(Records from a data source)
——————————
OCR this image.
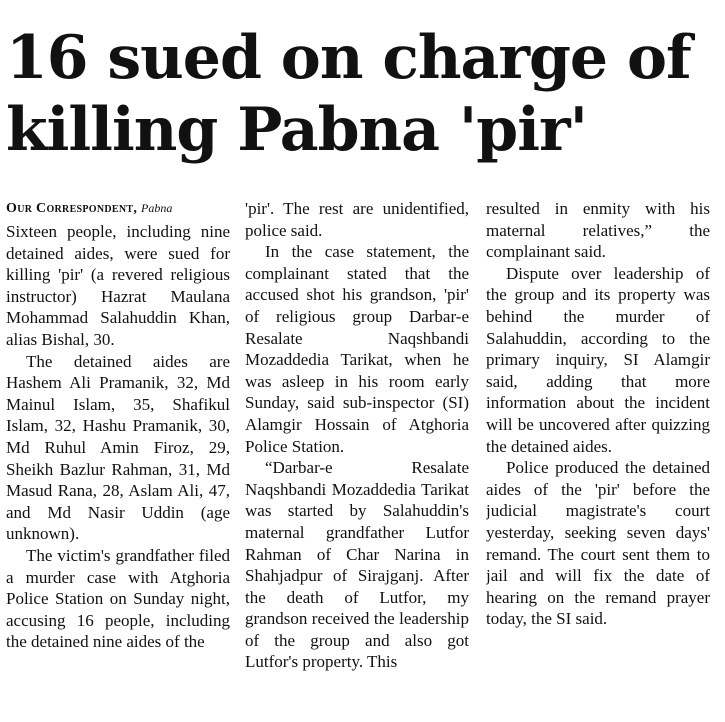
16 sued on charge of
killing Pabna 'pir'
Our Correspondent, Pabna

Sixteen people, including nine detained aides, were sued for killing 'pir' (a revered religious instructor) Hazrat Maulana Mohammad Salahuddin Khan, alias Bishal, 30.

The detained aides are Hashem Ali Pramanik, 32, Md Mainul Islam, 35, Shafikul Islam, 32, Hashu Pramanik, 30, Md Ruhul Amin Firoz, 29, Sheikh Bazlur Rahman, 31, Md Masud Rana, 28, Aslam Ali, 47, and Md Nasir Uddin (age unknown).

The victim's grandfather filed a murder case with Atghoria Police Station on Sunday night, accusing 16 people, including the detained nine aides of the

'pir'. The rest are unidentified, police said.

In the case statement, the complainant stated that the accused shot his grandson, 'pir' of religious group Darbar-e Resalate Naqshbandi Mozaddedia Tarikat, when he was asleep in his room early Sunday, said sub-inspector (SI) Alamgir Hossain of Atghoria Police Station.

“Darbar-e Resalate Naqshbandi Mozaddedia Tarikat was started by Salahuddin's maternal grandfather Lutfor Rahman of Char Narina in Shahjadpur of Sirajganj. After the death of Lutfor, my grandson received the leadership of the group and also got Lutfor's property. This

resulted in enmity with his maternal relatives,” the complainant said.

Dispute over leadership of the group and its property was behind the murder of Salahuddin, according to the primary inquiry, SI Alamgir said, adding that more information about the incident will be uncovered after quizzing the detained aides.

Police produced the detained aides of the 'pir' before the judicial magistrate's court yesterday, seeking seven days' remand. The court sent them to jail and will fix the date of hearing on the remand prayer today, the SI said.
——————————
Across all the entries, count the lines that contain the word "including" and give the number by itself.

### Completed exercise
2